- [Provided records]:
<<<<

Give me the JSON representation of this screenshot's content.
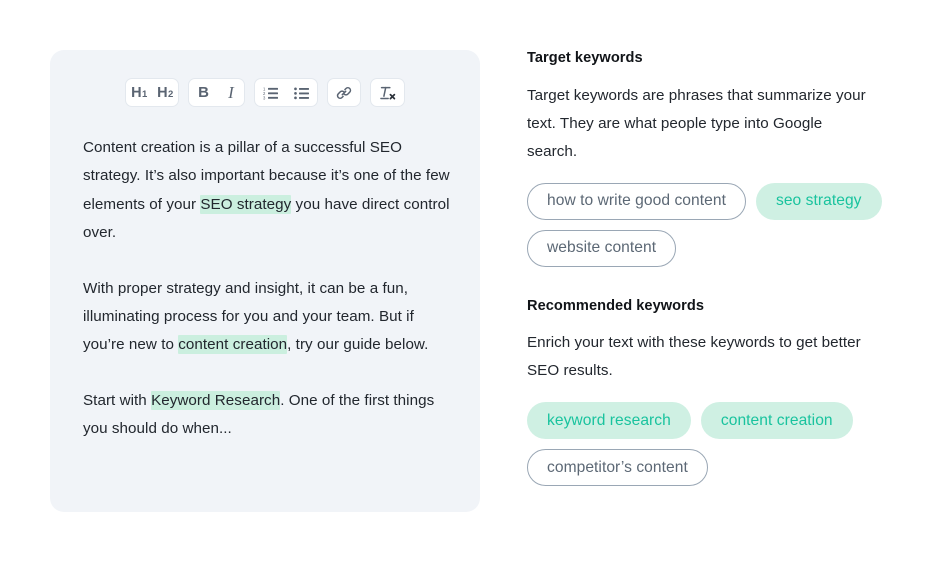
{
  "editor": {
    "toolbar": {
      "groups": [
        {
          "name": "headings",
          "buttons": [
            {
              "id": "h1",
              "label": "H",
              "sub": "1",
              "icon": "heading-1-icon"
            },
            {
              "id": "h2",
              "label": "H",
              "sub": "2",
              "icon": "heading-2-icon"
            }
          ]
        },
        {
          "name": "inline-format",
          "buttons": [
            {
              "id": "bold",
              "label": "B",
              "icon": "bold-icon"
            },
            {
              "id": "italic",
              "label": "I",
              "icon": "italic-icon"
            }
          ]
        },
        {
          "name": "lists",
          "buttons": [
            {
              "id": "ordered-list",
              "label": "",
              "icon": "ordered-list-icon"
            },
            {
              "id": "bullet-list",
              "label": "",
              "icon": "bullet-list-icon"
            }
          ]
        },
        {
          "name": "link",
          "buttons": [
            {
              "id": "link",
              "label": "",
              "icon": "link-icon"
            }
          ]
        },
        {
          "name": "clear-format",
          "buttons": [
            {
              "id": "clear-formatting",
              "label": "",
              "icon": "clear-formatting-icon"
            }
          ]
        }
      ]
    },
    "paragraphs": [
      {
        "runs": [
          {
            "text": "Content creation is a pillar of a successful SEO strategy. It’s also important because it’s one of the few elements of your ",
            "highlight": false
          },
          {
            "text": "SEO strategy",
            "highlight": true
          },
          {
            "text": " you have direct control over.",
            "highlight": false
          }
        ]
      },
      {
        "runs": [
          {
            "text": "With proper strategy and insight, it can be a fun, illuminating process for you and your team. But if you’re new to ",
            "highlight": false
          },
          {
            "text": "content creation",
            "highlight": true
          },
          {
            "text": ", try our guide below.",
            "highlight": false
          }
        ]
      },
      {
        "runs": [
          {
            "text": "Start with ",
            "highlight": false
          },
          {
            "text": "Keyword Research",
            "highlight": true
          },
          {
            "text": ". One of the first things you should do when...",
            "highlight": false
          }
        ]
      }
    ]
  },
  "panel": {
    "target": {
      "title": "Target keywords",
      "description": "Target keywords are phrases that summarize your text. They are what people type into Google search.",
      "chips": [
        {
          "label": "how to write good content",
          "style": "outline"
        },
        {
          "label": "seo strategy",
          "style": "filled"
        },
        {
          "label": "website content",
          "style": "outline"
        }
      ]
    },
    "recommended": {
      "title": "Recommended keywords",
      "description": "Enrich your text with these keywords to get better SEO results.",
      "chips": [
        {
          "label": "keyword research",
          "style": "filled"
        },
        {
          "label": "content creation",
          "style": "filled"
        },
        {
          "label": "competitor’s content",
          "style": "outline"
        }
      ]
    }
  },
  "colors": {
    "accent_teal": "#19C39E",
    "chip_fill": "#CFF0E3",
    "highlight": "#CBEFDF",
    "editor_bg": "#F1F4F8",
    "text_primary": "#22272E",
    "text_muted": "#5C6875",
    "chip_border": "#9AA7B5"
  }
}
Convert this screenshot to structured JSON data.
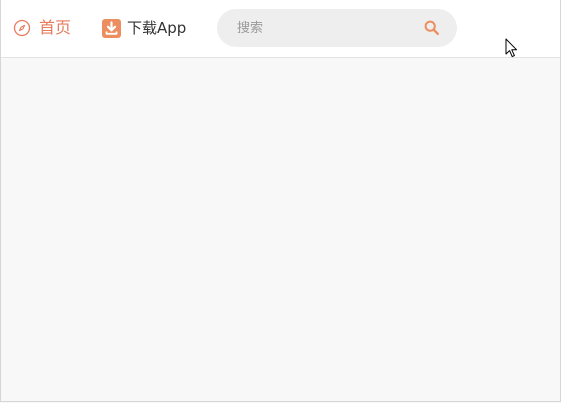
{
  "navbar": {
    "home": {
      "label": "首页",
      "icon": "compass-icon"
    },
    "download": {
      "label": "下载App",
      "icon": "download-app-icon"
    },
    "search": {
      "placeholder": "搜索",
      "value": "",
      "icon": "search-icon"
    }
  },
  "colors": {
    "accent": "#e77b5e",
    "download_icon_bg": "#ec8e5f",
    "search_bg": "#eeeeee",
    "page_bg": "#f8f8f8"
  }
}
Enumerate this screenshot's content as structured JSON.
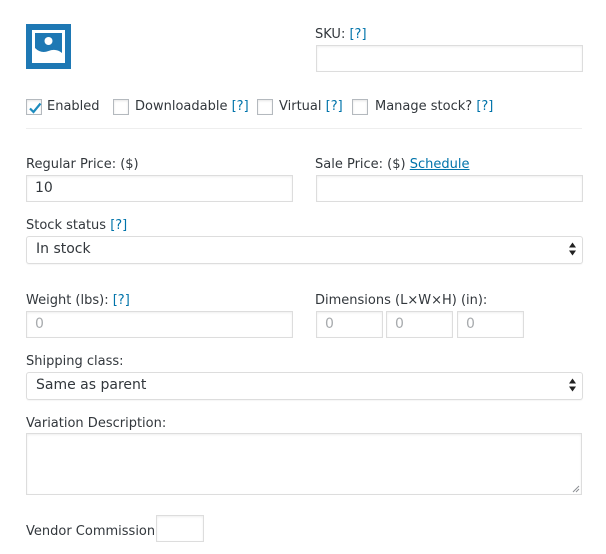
{
  "thumbnail": {
    "icon": "image-placeholder-icon",
    "color": "#1e78b4"
  },
  "sku": {
    "label": "SKU:",
    "help": "[?]",
    "value": ""
  },
  "options": {
    "enabled": {
      "label": "Enabled",
      "checked": true
    },
    "downloadable": {
      "label": "Downloadable",
      "help": "[?]",
      "checked": false
    },
    "virtual": {
      "label": "Virtual",
      "help": "[?]",
      "checked": false
    },
    "manage_stock": {
      "label": "Manage stock?",
      "help": "[?]",
      "checked": false
    }
  },
  "regular_price": {
    "label": "Regular Price: ($)",
    "value": "10"
  },
  "sale_price": {
    "label": "Sale Price: ($)",
    "link": "Schedule",
    "value": ""
  },
  "stock_status": {
    "label": "Stock status",
    "help": "[?]",
    "selected": "In stock"
  },
  "weight": {
    "label": "Weight (lbs):",
    "help": "[?]",
    "placeholder": "0"
  },
  "dimensions": {
    "label": "Dimensions (L×W×H) (in):",
    "length_placeholder": "0",
    "width_placeholder": "0",
    "height_placeholder": "0"
  },
  "shipping_class": {
    "label": "Shipping class:",
    "selected": "Same as parent"
  },
  "variation_description": {
    "label": "Variation Description:",
    "value": ""
  },
  "vendor_commission": {
    "label": "Vendor Commission:",
    "value": ""
  },
  "colors": {
    "link": "#0073aa",
    "text": "#32373c",
    "border": "#dddddd",
    "checkmark": "#1e8cbe"
  }
}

>>>>

- [Short task]:
List all lines in the material containing the string "title".

- [Result of this task]:
      "title": "Target keywords",
      "title": "Recommended keywords",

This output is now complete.